▶ [The task]: Collect the lines of the entries where "Date" shows up.

▶ [Records for the exercise]:

◇ ◇ ◇ ◇ ◇

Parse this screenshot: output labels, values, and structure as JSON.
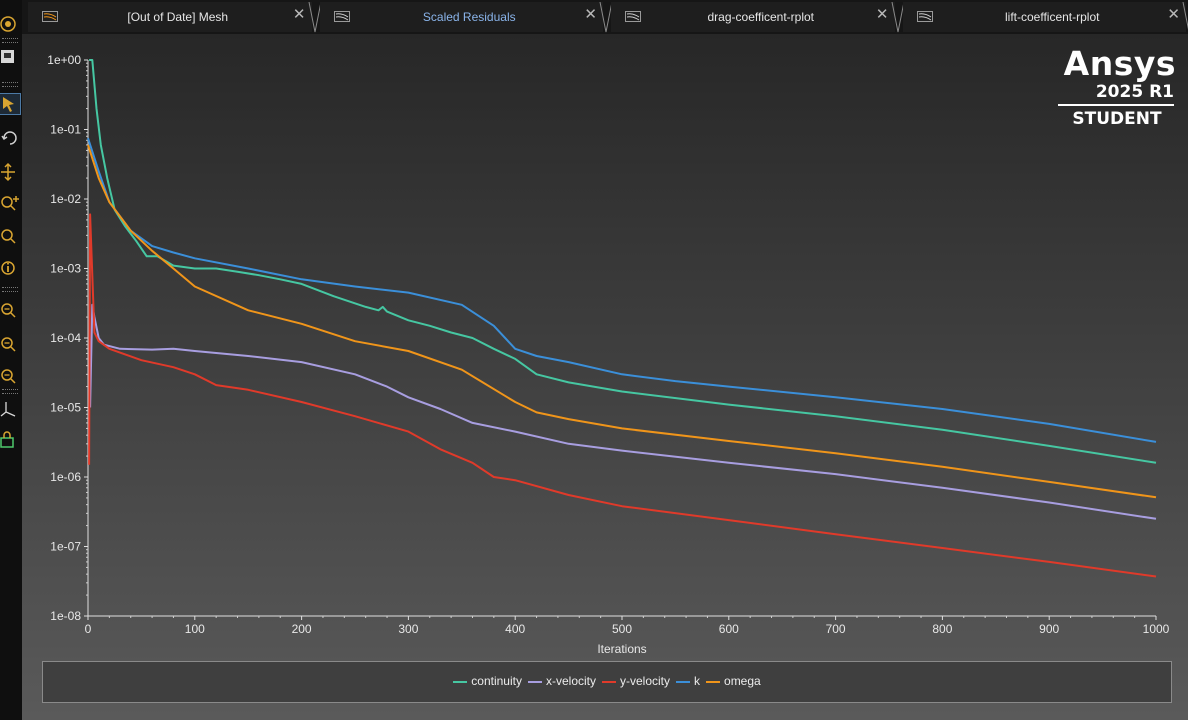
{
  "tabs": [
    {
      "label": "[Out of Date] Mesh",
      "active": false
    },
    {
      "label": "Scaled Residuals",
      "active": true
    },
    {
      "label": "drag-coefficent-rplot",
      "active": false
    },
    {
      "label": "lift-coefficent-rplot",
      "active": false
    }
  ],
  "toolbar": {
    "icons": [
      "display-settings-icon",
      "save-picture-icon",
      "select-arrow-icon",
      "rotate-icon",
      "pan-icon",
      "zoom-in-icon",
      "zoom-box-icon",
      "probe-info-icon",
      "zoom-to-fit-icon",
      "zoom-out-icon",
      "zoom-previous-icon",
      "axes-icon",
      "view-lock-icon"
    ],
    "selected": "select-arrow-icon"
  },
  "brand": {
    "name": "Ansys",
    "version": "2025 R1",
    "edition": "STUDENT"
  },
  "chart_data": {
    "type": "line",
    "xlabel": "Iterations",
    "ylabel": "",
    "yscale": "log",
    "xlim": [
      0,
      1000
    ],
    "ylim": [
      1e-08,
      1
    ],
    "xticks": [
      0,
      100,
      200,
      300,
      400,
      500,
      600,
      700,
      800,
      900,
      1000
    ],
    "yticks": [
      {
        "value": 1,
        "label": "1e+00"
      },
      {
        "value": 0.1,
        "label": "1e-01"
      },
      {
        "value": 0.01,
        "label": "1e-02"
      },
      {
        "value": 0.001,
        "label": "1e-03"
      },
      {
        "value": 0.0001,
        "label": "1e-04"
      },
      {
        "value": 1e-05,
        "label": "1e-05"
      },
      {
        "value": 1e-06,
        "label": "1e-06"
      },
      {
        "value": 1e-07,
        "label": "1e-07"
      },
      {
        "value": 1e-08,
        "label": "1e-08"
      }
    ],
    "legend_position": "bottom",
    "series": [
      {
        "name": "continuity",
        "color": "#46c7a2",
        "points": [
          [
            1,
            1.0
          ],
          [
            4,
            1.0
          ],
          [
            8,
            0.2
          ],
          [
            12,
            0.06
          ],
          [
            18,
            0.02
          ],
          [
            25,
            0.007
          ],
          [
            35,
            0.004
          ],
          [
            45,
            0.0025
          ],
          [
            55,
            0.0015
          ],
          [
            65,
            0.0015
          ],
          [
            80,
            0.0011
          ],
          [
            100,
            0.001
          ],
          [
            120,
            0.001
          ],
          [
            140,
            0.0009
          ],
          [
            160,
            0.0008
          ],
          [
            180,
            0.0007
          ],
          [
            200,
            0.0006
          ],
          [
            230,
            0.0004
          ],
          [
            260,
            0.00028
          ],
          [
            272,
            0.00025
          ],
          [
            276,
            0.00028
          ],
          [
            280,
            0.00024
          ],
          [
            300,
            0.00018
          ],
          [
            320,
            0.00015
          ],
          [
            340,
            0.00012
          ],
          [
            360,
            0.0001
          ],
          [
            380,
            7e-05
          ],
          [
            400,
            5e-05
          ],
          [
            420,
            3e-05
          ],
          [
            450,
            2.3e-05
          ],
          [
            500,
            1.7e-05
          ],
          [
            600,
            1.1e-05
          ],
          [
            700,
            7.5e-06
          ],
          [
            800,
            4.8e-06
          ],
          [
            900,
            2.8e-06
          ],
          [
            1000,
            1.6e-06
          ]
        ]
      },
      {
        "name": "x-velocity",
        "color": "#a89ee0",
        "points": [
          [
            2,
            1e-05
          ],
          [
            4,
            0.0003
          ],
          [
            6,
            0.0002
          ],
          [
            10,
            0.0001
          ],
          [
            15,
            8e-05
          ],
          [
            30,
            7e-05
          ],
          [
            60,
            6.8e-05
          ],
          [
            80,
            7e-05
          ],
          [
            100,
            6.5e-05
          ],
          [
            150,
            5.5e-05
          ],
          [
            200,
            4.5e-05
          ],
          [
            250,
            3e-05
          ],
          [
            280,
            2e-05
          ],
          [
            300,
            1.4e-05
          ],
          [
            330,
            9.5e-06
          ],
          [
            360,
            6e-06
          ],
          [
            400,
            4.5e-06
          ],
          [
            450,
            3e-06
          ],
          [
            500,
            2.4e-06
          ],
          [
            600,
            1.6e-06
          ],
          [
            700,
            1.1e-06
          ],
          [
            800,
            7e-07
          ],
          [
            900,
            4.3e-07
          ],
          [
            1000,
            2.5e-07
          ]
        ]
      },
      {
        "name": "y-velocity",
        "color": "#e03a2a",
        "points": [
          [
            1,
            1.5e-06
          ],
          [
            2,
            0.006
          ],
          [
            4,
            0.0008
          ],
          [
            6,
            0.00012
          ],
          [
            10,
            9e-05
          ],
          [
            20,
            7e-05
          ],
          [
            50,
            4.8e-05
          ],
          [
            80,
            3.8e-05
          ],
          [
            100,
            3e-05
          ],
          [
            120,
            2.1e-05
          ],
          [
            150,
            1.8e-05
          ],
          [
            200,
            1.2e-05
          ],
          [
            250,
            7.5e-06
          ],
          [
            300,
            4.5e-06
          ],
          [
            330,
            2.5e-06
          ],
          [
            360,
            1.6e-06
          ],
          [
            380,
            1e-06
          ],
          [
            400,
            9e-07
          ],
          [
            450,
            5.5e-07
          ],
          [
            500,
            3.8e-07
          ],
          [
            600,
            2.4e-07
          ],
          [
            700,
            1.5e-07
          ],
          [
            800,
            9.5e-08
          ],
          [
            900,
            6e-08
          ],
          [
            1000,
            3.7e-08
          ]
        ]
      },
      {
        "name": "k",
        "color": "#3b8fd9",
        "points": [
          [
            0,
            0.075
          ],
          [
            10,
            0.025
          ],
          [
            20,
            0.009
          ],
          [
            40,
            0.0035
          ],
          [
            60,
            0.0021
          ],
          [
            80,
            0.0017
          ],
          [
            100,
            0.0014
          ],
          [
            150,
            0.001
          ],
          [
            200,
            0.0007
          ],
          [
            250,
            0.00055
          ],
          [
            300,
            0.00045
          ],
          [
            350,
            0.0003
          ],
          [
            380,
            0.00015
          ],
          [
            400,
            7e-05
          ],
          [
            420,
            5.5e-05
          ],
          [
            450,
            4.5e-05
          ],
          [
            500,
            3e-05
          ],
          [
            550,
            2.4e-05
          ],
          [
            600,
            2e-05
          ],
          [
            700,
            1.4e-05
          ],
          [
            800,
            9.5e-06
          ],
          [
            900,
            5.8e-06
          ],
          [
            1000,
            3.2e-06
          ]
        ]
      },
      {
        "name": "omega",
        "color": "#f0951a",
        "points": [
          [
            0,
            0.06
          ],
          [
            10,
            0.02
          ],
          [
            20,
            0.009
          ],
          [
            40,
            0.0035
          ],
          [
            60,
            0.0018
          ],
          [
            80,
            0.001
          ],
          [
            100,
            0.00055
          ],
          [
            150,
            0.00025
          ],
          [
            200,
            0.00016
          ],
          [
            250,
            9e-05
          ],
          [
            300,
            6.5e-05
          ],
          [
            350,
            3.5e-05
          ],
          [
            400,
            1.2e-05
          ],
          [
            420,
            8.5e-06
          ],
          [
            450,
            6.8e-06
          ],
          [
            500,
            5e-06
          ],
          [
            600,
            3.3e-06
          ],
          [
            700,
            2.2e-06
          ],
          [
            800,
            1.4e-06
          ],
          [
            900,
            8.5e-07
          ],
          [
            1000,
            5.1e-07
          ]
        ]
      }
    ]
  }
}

◇ ◇ ◇ ◇ ◇

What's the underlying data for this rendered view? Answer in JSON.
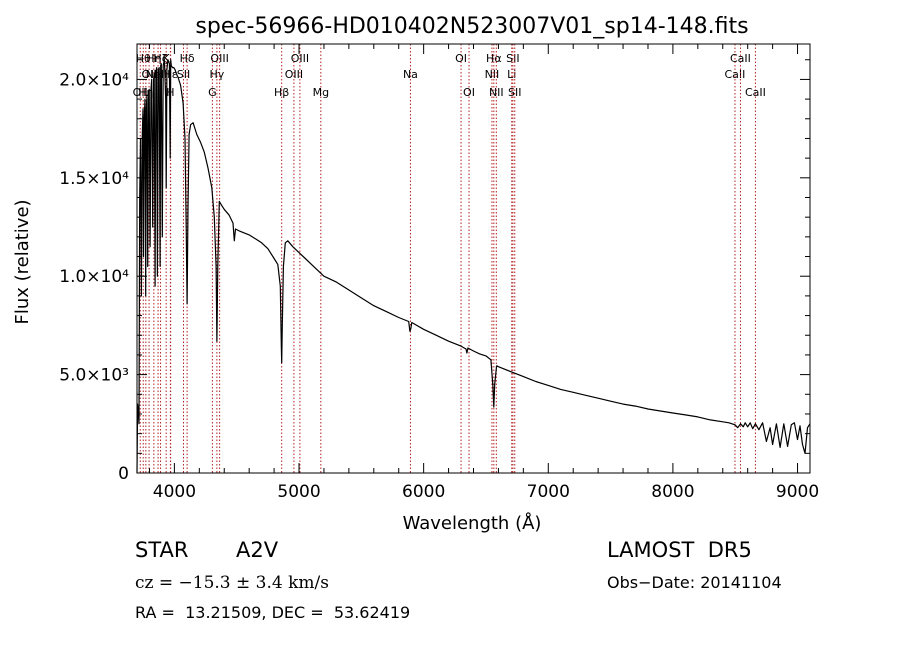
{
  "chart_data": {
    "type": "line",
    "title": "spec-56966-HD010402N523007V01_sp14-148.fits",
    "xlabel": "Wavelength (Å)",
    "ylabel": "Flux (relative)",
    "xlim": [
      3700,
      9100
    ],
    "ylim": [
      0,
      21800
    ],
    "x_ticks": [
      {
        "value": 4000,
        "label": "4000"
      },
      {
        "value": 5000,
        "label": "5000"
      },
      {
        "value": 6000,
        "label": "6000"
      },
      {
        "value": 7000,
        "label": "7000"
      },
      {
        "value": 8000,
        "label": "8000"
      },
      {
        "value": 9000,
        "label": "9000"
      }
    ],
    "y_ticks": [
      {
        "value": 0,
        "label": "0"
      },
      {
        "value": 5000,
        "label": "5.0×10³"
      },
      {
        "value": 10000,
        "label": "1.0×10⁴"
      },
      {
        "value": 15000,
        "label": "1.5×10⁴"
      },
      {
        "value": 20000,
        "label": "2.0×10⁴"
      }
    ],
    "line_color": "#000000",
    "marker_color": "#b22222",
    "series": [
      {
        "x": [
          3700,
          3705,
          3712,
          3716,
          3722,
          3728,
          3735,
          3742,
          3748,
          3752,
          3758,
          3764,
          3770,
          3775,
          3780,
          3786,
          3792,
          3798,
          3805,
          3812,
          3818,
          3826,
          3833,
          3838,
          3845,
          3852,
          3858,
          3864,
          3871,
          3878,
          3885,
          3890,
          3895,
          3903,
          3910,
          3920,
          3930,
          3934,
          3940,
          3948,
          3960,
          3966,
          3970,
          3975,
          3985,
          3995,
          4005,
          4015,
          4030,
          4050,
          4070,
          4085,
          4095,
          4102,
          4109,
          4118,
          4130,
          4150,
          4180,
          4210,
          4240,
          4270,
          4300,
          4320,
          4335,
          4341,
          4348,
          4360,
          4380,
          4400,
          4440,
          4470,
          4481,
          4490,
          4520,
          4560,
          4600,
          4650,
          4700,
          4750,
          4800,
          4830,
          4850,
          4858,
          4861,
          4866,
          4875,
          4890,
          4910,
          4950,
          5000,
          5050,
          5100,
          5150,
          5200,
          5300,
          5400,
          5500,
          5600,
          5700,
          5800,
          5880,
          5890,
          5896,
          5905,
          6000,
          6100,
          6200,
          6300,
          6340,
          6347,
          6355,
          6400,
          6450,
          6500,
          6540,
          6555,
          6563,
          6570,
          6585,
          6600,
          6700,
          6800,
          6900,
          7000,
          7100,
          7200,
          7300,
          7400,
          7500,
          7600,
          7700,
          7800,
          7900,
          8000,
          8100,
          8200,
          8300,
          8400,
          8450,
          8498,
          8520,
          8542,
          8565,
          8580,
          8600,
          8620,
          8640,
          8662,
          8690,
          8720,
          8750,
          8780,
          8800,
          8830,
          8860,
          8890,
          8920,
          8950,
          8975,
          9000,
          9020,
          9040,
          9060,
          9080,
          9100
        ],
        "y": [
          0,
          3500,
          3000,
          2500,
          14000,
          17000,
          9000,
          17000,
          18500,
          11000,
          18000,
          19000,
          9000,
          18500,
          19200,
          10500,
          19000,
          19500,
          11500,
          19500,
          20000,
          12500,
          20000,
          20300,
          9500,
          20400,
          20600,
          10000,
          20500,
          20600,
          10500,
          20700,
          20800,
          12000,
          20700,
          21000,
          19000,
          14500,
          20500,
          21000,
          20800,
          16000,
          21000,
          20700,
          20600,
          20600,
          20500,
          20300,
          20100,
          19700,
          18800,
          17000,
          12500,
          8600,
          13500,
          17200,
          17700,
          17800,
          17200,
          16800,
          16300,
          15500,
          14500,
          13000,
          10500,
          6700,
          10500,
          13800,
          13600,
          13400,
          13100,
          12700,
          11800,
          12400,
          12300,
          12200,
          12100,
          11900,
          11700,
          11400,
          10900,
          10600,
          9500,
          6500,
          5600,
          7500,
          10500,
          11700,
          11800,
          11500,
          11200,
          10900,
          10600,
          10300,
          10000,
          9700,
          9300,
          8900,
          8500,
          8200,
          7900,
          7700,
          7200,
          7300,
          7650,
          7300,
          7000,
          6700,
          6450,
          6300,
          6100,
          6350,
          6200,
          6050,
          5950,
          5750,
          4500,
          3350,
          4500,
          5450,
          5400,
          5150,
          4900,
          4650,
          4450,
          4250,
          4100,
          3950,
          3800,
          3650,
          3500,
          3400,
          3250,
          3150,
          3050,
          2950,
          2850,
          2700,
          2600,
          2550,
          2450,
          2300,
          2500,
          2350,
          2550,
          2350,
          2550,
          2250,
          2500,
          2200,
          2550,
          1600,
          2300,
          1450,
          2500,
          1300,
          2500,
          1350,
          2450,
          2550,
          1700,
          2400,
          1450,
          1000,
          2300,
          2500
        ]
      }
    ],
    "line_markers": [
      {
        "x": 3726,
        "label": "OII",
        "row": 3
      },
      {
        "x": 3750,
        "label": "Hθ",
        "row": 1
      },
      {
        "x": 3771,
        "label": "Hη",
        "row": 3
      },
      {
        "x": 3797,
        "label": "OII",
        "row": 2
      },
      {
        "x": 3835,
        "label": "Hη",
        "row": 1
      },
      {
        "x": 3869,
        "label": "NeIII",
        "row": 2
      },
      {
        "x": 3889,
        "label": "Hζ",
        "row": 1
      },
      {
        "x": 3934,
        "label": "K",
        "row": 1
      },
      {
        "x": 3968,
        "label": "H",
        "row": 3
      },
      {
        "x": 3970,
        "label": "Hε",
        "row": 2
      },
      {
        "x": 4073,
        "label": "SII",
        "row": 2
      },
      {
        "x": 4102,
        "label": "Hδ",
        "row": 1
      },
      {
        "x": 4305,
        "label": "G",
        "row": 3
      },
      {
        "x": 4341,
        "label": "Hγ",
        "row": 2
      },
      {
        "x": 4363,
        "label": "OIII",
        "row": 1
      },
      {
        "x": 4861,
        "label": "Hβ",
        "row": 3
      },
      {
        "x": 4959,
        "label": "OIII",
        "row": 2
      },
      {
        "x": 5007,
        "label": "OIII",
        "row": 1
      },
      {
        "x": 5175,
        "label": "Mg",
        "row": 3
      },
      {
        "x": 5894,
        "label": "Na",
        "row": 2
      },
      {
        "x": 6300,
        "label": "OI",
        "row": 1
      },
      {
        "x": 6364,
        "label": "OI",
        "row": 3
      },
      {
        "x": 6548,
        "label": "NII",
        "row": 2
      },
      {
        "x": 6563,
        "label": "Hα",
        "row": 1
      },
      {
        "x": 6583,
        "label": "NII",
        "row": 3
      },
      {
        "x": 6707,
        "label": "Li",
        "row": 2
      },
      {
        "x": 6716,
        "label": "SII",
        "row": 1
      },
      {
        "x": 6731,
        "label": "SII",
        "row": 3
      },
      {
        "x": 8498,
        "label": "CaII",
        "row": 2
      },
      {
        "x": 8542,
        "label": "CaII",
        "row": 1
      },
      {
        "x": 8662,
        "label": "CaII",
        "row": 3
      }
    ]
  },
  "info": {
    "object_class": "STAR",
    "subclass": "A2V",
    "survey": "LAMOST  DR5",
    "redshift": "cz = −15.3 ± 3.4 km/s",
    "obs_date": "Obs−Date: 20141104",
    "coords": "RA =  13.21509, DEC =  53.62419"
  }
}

◇ ◇ ◇ ◇ ◇

▶ [Solution]:
      "label": "[Out of Date] Mesh",
    "obs_date": "Obs−Date: 20141104",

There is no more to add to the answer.